Source data:
= = = =

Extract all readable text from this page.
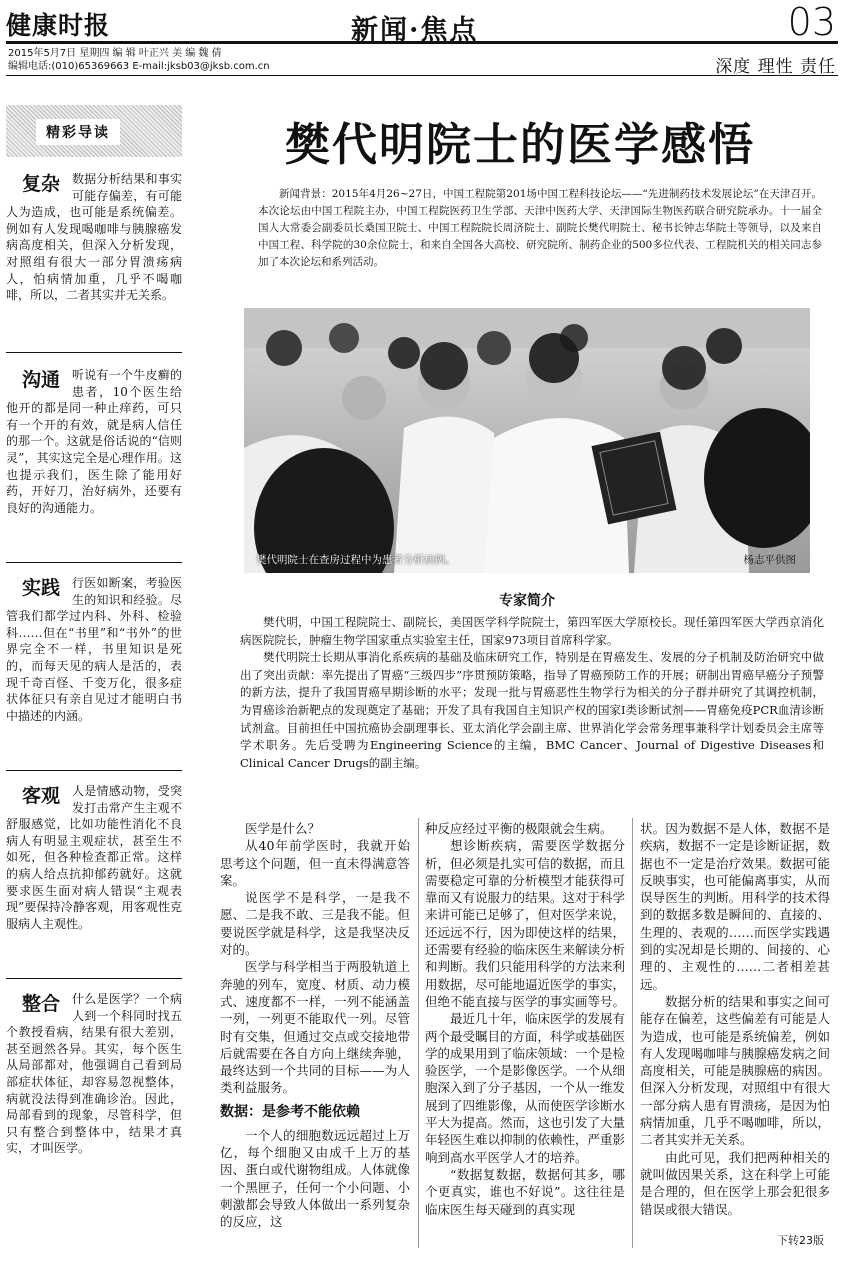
健康时报	新闻·焦点	03
2015年5月7日 星期四 编 辑 叶正兴 美 编 魏 倩
编辑电话:(010)65369663 E-mail:jksb03@jksb.com.cn	深度 理性 责任
樊代明院士的医学感悟
新闻背景：2015年4月26~27日，中国工程院第201场中国工程科技论坛——“先进制药技术发展论坛”在天津召开。本次论坛由中国工程院主办，中国工程院医药卫生学部、天津中医药大学、天津国际生物医药联合研究院承办。十一届全国人大常委会副委员长桑国卫院士、中国工程院院长周济院士、副院长樊代明院士、秘书长钟志华院士等领导，以及来自中国工程、科学院的30余位院士，和来自全国各大高校、研究院所、制药企业的500多位代表、工程院机关的相关同志参加了本次论坛和系列活动。
樊代明院士在查房过程中为患者分析病例。	杨志平供图
专家简介

樊代明，中国工程院院士、副院长，美国医学科学院院士，第四军医大学原校长。现任第四军医大学西京消化病医院院长，肿瘤生物学国家重点实验室主任，国家973项目首席科学家。

樊代明院士长期从事消化系疾病的基础及临床研究工作，特别是在胃癌发生、发展的分子机制及防治研究中做出了突出贡献：率先提出了胃癌“三级四步”序贯预防策略，指导了胃癌预防工作的开展；研制出胃癌早癌分子预警的新方法，提升了我国胃癌早期诊断的水平；发现一批与胃癌恶性生物学行为相关的分子群并研究了其调控机制，为胃癌诊治新靶点的发现奠定了基础；开发了具有我国自主知识产权的国家I类诊断试剂——胃癌免疫PCR血清诊断试剂盒。目前担任中国抗癌协会副理事长、亚太消化学会副主席、世界消化学会常务理事兼科学计划委员会主席等学术职务。先后受聘为Engineering Science的主编，BMC Cancer、Journal of Digestive Diseases和Clinical Cancer Drugs的副主编。

精彩导读
复杂 数据分析结果和事实可能存偏差，有可能人为造成，也可能是系统偏差。例如有人发现喝咖啡与胰腺癌发病高度相关，但深入分析发现，对照组有很大一部分胃溃疡病人，怕病情加重，几乎不喝咖啡，所以，二者其实并无关系。
沟通 听说有一个牛皮癣的患者，10个医生给他开的都是同一种止痒药，可只有一个开的有效，就是病人信任的那一个。这就是俗话说的“信则灵”，其实这完全是心理作用。这也提示我们，医生除了能用好药，开好刀，治好病外，还要有良好的沟通能力。
实践 行医如断案，考验医生的知识和经验。尽管我们都学过内科、外科、检验科……但在“书里”和“书外”的世界完全不一样，书里知识是死的，而每天见的病人是活的，表现千奇百怪、千变万化，很多症状体征只有亲自见过才能明白书中描述的内涵。
客观 人是情感动物，受突发打击常产生主观不舒服感觉，比如功能性消化不良病人有明显主观症状，甚至生不如死，但各种检查都正常。这样的病人给点抗抑郁药就好。这就要求医生面对病人错误“主观表现”要保持冷静客观，用客观性克服病人主观性。
整合 什么是医学？一个病人到一个科同时找五个教授看病，结果有很大差别，甚至迥然各异。其实，每个医生从局部都对，他强调自己看到局部症状体征，却容易忽视整体，病就没法得到准确诊治。因此，局部看到的现象，尽管科学，但只有整合到整体中，结果才真实，才叫医学。

医学是什么？

从40年前学医时，我就开始思考这个问题，但一直未得满意答案。

说医学不是科学，一是我不愿、二是我不敢、三是我不能。但要说医学就是科学，这是我坚决反对的。

医学与科学相当于两股轨道上奔驰的列车，宽度、材质、动力模式、速度都不一样，一列不能涵盖一列，一列更不能取代一列。尽管时有交集，但通过交点或交接地带后就需要在各自方向上继续奔驰，最终达到一个共同的目标——为人类利益服务。

数据：是参考不能依赖

一个人的细胞数远远超过上万亿，每个细胞又由成千上万的基因、蛋白或代谢物组成。人体就像一个黑匣子，任何一个小问题、小刺激都会导致人体做出一系列复杂的反应，这

种反应经过平衡的极限就会生病。

想诊断疾病，需要医学数据分析，但必须是扎实可信的数据，而且需要稳定可靠的分析模型才能获得可靠而又有说服力的结果。这对于科学来讲可能已足够了，但对医学来说，还远远不行，因为即使这样的结果，还需要有经验的临床医生来解读分析和判断。我们只能用科学的方法来利用数据，尽可能地逼近医学的事实，但绝不能直接与医学的事实画等号。

最近几十年，临床医学的发展有两个最受瞩目的方面，科学或基础医学的成果用到了临床领域：一个是检验医学，一个是影像医学。一个从细胞深入到了分子基因，一个从一维发展到了四维影像，从而使医学诊断水平大为提高。然而，这也引发了大量年轻医生难以抑制的依赖性，严重影响到高水平医学人才的培养。

“数据复数据，数据何其多，哪个更真实，谁也不好说”。这往往是临床医生每天碰到的真实现

状。因为数据不是人体，数据不是疾病，数据不一定是诊断证据，数据也不一定是治疗效果。数据可能反映事实，也可能偏离事实，从而误导医生的判断。用科学的技术得到的数据多数是瞬间的、直接的、生理的、表观的……而医学实践遇到的实况却是长期的、间接的、心理的、主观性的……二者相差甚远。

数据分析的结果和事实之间可能存在偏差，这些偏差有可能是人为造成，也可能是系统偏差，例如有人发现喝咖啡与胰腺癌发病之间高度相关，可能是胰腺癌的病因。但深入分析发现，对照组中有很大一部分病人患有胃溃疡，是因为怕病情加重，几乎不喝咖啡，所以，二者其实并无关系。

由此可见，我们把两种相关的就叫做因果关系，这在科学上可能是合理的，但在医学上那会犯很多错误或很大错误。

下转23版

= = = =

__WHAT IS ASKED__:
Exclude the pictures, and transcribe all of the material exactly.

__TASK SOLUTION__:
Extract all readable text from this page.
健康时报	新闻·焦点	03
2015年5月7日 星期四 编 辑 叶正兴 美 编 魏 倩
编辑电话:(010)65369663 E-mail:jksb03@jksb.com.cn	深度 理性 责任
樊代明院士的医学感悟
新闻背景：2015年4月26~27日，中国工程院第201场中国工程科技论坛——“先进制药技术发展论坛”在天津召开。本次论坛由中国工程院主办，中国工程院医药卫生学部、天津中医药大学、天津国际生物医药联合研究院承办。十一届全国人大常委会副委员长桑国卫院士、中国工程院院长周济院士、副院长樊代明院士、秘书长钟志华院士等领导，以及来自中国工程、科学院的30余位院士，和来自全国各大高校、研究院所、制药企业的500多位代表、工程院机关的相关同志参加了本次论坛和系列活动。
樊代明院士在查房过程中为患者分析病例。	杨志平供图
专家简介

樊代明，中国工程院院士、副院长，美国医学科学院院士，第四军医大学原校长。现任第四军医大学西京消化病医院院长，肿瘤生物学国家重点实验室主任，国家973项目首席科学家。

樊代明院士长期从事消化系疾病的基础及临床研究工作，特别是在胃癌发生、发展的分子机制及防治研究中做出了突出贡献：率先提出了胃癌“三级四步”序贯预防策略，指导了胃癌预防工作的开展；研制出胃癌早癌分子预警的新方法，提升了我国胃癌早期诊断的水平；发现一批与胃癌恶性生物学行为相关的分子群并研究了其调控机制，为胃癌诊治新靶点的发现奠定了基础；开发了具有我国自主知识产权的国家I类诊断试剂——胃癌免疫PCR血清诊断试剂盒。目前担任中国抗癌协会副理事长、亚太消化学会副主席、世界消化学会常务理事兼科学计划委员会主席等学术职务。先后受聘为Engineering Science的主编，BMC Cancer、Journal of Digestive Diseases和Clinical Cancer Drugs的副主编。

精彩导读
复杂 数据分析结果和事实可能存偏差，有可能人为造成，也可能是系统偏差。例如有人发现喝咖啡与胰腺癌发病高度相关，但深入分析发现，对照组有很大一部分胃溃疡病人，怕病情加重，几乎不喝咖啡，所以，二者其实并无关系。
沟通 听说有一个牛皮癣的患者，10个医生给他开的都是同一种止痒药，可只有一个开的有效，就是病人信任的那一个。这就是俗话说的“信则灵”，其实这完全是心理作用。这也提示我们，医生除了能用好药，开好刀，治好病外，还要有良好的沟通能力。
实践 行医如断案，考验医生的知识和经验。尽管我们都学过内科、外科、检验科……但在“书里”和“书外”的世界完全不一样，书里知识是死的，而每天见的病人是活的，表现千奇百怪、千变万化，很多症状体征只有亲自见过才能明白书中描述的内涵。
客观 人是情感动物，受突发打击常产生主观不舒服感觉，比如功能性消化不良病人有明显主观症状，甚至生不如死，但各种检查都正常。这样的病人给点抗抑郁药就好。这就要求医生面对病人错误“主观表现”要保持冷静客观，用客观性克服病人主观性。
整合 什么是医学？一个病人到一个科同时找五个教授看病，结果有很大差别，甚至迥然各异。其实，每个医生从局部都对，他强调自己看到局部症状体征，却容易忽视整体，病就没法得到准确诊治。因此，局部看到的现象，尽管科学，但只有整合到整体中，结果才真实，才叫医学。

医学是什么？

从40年前学医时，我就开始思考这个问题，但一直未得满意答案。

说医学不是科学，一是我不愿、二是我不敢、三是我不能。但要说医学就是科学，这是我坚决反对的。

医学与科学相当于两股轨道上奔驰的列车，宽度、材质、动力模式、速度都不一样，一列不能涵盖一列，一列更不能取代一列。尽管时有交集，但通过交点或交接地带后就需要在各自方向上继续奔驰，最终达到一个共同的目标——为人类利益服务。

数据：是参考不能依赖

一个人的细胞数远远超过上万亿，每个细胞又由成千上万的基因、蛋白或代谢物组成。人体就像一个黑匣子，任何一个小问题、小刺激都会导致人体做出一系列复杂的反应，这

种反应经过平衡的极限就会生病。

想诊断疾病，需要医学数据分析，但必须是扎实可信的数据，而且需要稳定可靠的分析模型才能获得可靠而又有说服力的结果。这对于科学来讲可能已足够了，但对医学来说，还远远不行，因为即使这样的结果，还需要有经验的临床医生来解读分析和判断。我们只能用科学的方法来利用数据，尽可能地逼近医学的事实，但绝不能直接与医学的事实画等号。

最近几十年，临床医学的发展有两个最受瞩目的方面，科学或基础医学的成果用到了临床领域：一个是检验医学，一个是影像医学。一个从细胞深入到了分子基因，一个从一维发展到了四维影像，从而使医学诊断水平大为提高。然而，这也引发了大量年轻医生难以抑制的依赖性，严重影响到高水平医学人才的培养。

“数据复数据，数据何其多，哪个更真实，谁也不好说”。这往往是临床医生每天碰到的真实现

状。因为数据不是人体，数据不是疾病，数据不一定是诊断证据，数据也不一定是治疗效果。数据可能反映事实，也可能偏离事实，从而误导医生的判断。用科学的技术得到的数据多数是瞬间的、直接的、生理的、表观的……而医学实践遇到的实况却是长期的、间接的、心理的、主观性的……二者相差甚远。

数据分析的结果和事实之间可能存在偏差，这些偏差有可能是人为造成，也可能是系统偏差，例如有人发现喝咖啡与胰腺癌发病之间高度相关，可能是胰腺癌的病因。但深入分析发现，对照组中有很大一部分病人患有胃溃疡，是因为怕病情加重，几乎不喝咖啡，所以，二者其实并无关系。

由此可见，我们把两种相关的就叫做因果关系，这在科学上可能是合理的，但在医学上那会犯很多错误或很大错误。

下转23版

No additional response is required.